**Aim:**
Could you render all the data below as a numbered list, leaving out any blank lines?

**Data for this exercise:**
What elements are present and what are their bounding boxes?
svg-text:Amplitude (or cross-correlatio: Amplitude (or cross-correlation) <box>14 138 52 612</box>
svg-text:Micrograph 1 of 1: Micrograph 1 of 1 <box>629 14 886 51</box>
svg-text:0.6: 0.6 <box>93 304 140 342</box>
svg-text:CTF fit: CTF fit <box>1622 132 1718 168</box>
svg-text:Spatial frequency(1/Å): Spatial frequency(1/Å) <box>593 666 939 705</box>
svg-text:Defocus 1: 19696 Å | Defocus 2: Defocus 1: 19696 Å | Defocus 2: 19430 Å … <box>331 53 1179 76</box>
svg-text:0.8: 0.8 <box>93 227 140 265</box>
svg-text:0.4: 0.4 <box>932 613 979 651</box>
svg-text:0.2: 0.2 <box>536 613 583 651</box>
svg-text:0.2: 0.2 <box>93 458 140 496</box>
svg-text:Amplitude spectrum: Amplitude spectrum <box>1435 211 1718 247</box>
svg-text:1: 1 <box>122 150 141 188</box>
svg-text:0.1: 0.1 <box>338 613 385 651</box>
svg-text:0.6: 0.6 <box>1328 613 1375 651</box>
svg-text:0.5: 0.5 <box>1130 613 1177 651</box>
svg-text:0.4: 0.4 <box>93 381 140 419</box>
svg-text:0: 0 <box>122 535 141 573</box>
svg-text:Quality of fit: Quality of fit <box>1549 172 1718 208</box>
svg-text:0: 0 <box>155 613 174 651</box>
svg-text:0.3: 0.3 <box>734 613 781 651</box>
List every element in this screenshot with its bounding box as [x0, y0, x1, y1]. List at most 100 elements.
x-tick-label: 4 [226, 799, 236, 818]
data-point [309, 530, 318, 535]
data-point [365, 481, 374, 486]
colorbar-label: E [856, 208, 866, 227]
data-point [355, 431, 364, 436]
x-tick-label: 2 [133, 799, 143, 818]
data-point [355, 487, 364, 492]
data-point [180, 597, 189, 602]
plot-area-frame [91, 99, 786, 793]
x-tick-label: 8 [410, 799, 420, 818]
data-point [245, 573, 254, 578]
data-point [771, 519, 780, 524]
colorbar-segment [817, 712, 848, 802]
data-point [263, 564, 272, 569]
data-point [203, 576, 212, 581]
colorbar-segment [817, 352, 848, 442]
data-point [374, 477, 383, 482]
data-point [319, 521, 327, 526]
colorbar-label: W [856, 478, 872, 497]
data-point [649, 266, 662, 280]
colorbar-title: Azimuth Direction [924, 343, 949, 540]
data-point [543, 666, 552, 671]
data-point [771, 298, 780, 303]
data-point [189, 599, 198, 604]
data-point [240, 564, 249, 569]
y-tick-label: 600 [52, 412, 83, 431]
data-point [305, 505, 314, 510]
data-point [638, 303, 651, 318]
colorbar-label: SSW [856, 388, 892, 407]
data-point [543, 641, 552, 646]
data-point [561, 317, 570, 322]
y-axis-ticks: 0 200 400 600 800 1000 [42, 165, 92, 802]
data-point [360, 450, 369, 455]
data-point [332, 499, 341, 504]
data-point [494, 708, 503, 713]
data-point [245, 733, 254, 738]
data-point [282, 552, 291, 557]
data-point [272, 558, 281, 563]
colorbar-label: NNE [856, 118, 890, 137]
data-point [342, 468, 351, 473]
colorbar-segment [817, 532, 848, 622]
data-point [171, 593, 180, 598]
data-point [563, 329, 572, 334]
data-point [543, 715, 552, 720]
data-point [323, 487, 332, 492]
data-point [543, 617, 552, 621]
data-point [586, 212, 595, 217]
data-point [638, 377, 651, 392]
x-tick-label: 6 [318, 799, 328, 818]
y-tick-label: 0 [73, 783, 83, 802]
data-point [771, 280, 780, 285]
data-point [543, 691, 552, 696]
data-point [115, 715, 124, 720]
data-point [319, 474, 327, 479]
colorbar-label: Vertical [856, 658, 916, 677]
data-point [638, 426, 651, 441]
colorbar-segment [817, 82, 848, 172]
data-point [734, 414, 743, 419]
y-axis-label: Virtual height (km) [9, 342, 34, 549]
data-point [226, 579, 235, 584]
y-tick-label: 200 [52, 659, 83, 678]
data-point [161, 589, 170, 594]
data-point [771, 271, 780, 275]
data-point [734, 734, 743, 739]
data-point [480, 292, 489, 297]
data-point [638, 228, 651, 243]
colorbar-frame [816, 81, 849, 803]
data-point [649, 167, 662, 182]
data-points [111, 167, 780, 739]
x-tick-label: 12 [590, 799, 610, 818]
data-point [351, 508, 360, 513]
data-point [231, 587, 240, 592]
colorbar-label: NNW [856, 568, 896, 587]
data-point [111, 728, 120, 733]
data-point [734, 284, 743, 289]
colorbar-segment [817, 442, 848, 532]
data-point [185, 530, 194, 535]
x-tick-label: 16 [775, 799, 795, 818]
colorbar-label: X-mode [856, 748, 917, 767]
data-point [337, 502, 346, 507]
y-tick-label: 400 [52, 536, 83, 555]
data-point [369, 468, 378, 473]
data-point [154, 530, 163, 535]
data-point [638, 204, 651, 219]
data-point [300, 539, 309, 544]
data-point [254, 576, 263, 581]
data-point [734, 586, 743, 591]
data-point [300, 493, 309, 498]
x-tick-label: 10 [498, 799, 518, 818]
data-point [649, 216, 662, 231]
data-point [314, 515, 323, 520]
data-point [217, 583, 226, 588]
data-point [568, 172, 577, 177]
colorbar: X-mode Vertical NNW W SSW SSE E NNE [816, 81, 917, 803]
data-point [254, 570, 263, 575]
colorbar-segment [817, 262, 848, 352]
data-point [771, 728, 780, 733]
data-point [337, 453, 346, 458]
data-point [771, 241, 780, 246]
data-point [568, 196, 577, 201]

**Solution to the problem:**
1. What elements are present and what are their bounding boxes?
2. svg-text:Amplitude (or cross-correlatio: Amplitude (or cross-correlation) <box>14 138 52 612</box>
3. svg-text:Micrograph 1 of 1: Micrograph 1 of 1 <box>629 14 886 51</box>
4. svg-text:0.6: 0.6 <box>93 304 140 342</box>
5. svg-text:CTF fit: CTF fit <box>1622 132 1718 168</box>
6. svg-text:Spatial frequency(1/Å): Spatial frequency(1/Å) <box>593 666 939 705</box>
7. svg-text:Defocus 1: 19696 Å | Defocus 2: Defocus 1: 19696 Å | Defocus 2: 19430 Å … <box>331 53 1179 76</box>
8. svg-text:0.8: 0.8 <box>93 227 140 265</box>
9. svg-text:0.4: 0.4 <box>932 613 979 651</box>
10. svg-text:0.2: 0.2 <box>536 613 583 651</box>
11. svg-text:0.2: 0.2 <box>93 458 140 496</box>
12. svg-text:Amplitude spectrum: Amplitude spectrum <box>1435 211 1718 247</box>
13. svg-text:1: 1 <box>122 150 141 188</box>
14. svg-text:0.1: 0.1 <box>338 613 385 651</box>
15. svg-text:0.6: 0.6 <box>1328 613 1375 651</box>
16. svg-text:0.5: 0.5 <box>1130 613 1177 651</box>
17. svg-text:0.4: 0.4 <box>93 381 140 419</box>
18. svg-text:0: 0 <box>122 535 141 573</box>
19. svg-text:Quality of fit: Quality of fit <box>1549 172 1718 208</box>
20. svg-text:0: 0 <box>155 613 174 651</box>
21. svg-text:0.3: 0.3 <box>734 613 781 651</box>
22. List every element in this screenshot with its bounding box as [x0, y0, x1, y1]. List at most 100 elements.
23. x-tick-label: 4 [226, 799, 236, 818]
24. data-point [309, 530, 318, 535]
25. data-point [365, 481, 374, 486]
26. colorbar-label: E [856, 208, 866, 227]
27. data-point [355, 431, 364, 436]
28. x-tick-label: 2 [133, 799, 143, 818]
29. data-point [355, 487, 364, 492]
30. data-point [180, 597, 189, 602]
31. plot-area-frame [91, 99, 786, 793]
32. x-tick-label: 8 [410, 799, 420, 818]
33. data-point [245, 573, 254, 578]
34. data-point [771, 519, 780, 524]
35. colorbar-segment [817, 712, 848, 802]
36. data-point [263, 564, 272, 569]
37. data-point [203, 576, 212, 581]
38. colorbar-segment [817, 352, 848, 442]
39. data-point [374, 477, 383, 482]
40. data-point [319, 521, 327, 526]
41. colorbar-label: W [856, 478, 872, 497]
42. data-point [649, 266, 662, 280]
43. colorbar-title: Azimuth Direction [924, 343, 949, 540]
44. data-point [543, 666, 552, 671]
45. data-point [771, 298, 780, 303]
46. data-point [189, 599, 198, 604]
47. data-point [240, 564, 249, 569]
48. y-tick-label: 600 [52, 412, 83, 431]
49. data-point [305, 505, 314, 510]
50. data-point [638, 303, 651, 318]
51. colorbar-label: SSW [856, 388, 892, 407]
52. data-point [543, 641, 552, 646]
53. data-point [561, 317, 570, 322]
54. y-axis-ticks: 0 200 400 600 800 1000 [42, 165, 92, 802]
55. data-point [360, 450, 369, 455]
56. data-point [332, 499, 341, 504]
57. data-point [494, 708, 503, 713]
58. data-point [245, 733, 254, 738]
59. data-point [282, 552, 291, 557]
60. data-point [272, 558, 281, 563]
61. colorbar-label: NNE [856, 118, 890, 137]
62. data-point [342, 468, 351, 473]
63. colorbar-segment [817, 532, 848, 622]
64. data-point [171, 593, 180, 598]
65. data-point [563, 329, 572, 334]
66. data-point [543, 715, 552, 720]
67. data-point [323, 487, 332, 492]
68. data-point [543, 617, 552, 621]
69. data-point [586, 212, 595, 217]
70. data-point [638, 377, 651, 392]
71. x-tick-label: 6 [318, 799, 328, 818]
72. y-tick-label: 0 [73, 783, 83, 802]
73. data-point [771, 280, 780, 285]
74. data-point [543, 691, 552, 696]
75. data-point [115, 715, 124, 720]
76. data-point [319, 474, 327, 479]
77. colorbar-label: Vertical [856, 658, 916, 677]
78. data-point [638, 426, 651, 441]
79. colorbar-segment [817, 82, 848, 172]
80. data-point [734, 414, 743, 419]
81. y-axis-label: Virtual height (km) [9, 342, 34, 549]
82. data-point [226, 579, 235, 584]
83. y-tick-label: 200 [52, 659, 83, 678]
84. data-point [161, 589, 170, 594]
85. data-point [771, 271, 780, 275]
86. data-point [734, 734, 743, 739]
87. data-point [480, 292, 489, 297]
88. data-point [638, 228, 651, 243]
89. colorbar-frame [816, 81, 849, 803]
90. data-point [649, 167, 662, 182]
91. data-points [111, 167, 780, 739]
92. x-tick-label: 12 [590, 799, 610, 818]
93. data-point [351, 508, 360, 513]
94. data-point [231, 587, 240, 592]
95. colorbar-label: NNW [856, 568, 896, 587]
96. data-point [111, 728, 120, 733]
97. data-point [734, 284, 743, 289]
98. colorbar-segment [817, 442, 848, 532]
99. data-point [185, 530, 194, 535]
100. x-tick-label: 16 [775, 799, 795, 818]
101. colorbar-label: X-mode [856, 748, 917, 767]
102. data-point [337, 502, 346, 507]
103. y-tick-label: 400 [52, 536, 83, 555]
104. data-point [369, 468, 378, 473]
105. data-point [154, 530, 163, 535]
106. data-point [638, 204, 651, 219]
107. data-point [300, 539, 309, 544]
108. data-point [254, 576, 263, 581]
109. data-point [734, 586, 743, 591]
110. data-point [300, 493, 309, 498]
111. x-tick-label: 10 [498, 799, 518, 818]
112. data-point [649, 216, 662, 231]
113. data-point [314, 515, 323, 520]
114. data-point [217, 583, 226, 588]
115. data-point [568, 172, 577, 177]
116. colorbar: X-mode Vertical NNW W SSW SSE E NNE [816, 81, 917, 803]
117. data-point [254, 570, 263, 575]
118. colorbar-segment [817, 262, 848, 352]
119. data-point [771, 728, 780, 733]
120. data-point [337, 453, 346, 458]
121. data-point [771, 241, 780, 246]
122. data-point [568, 196, 577, 201]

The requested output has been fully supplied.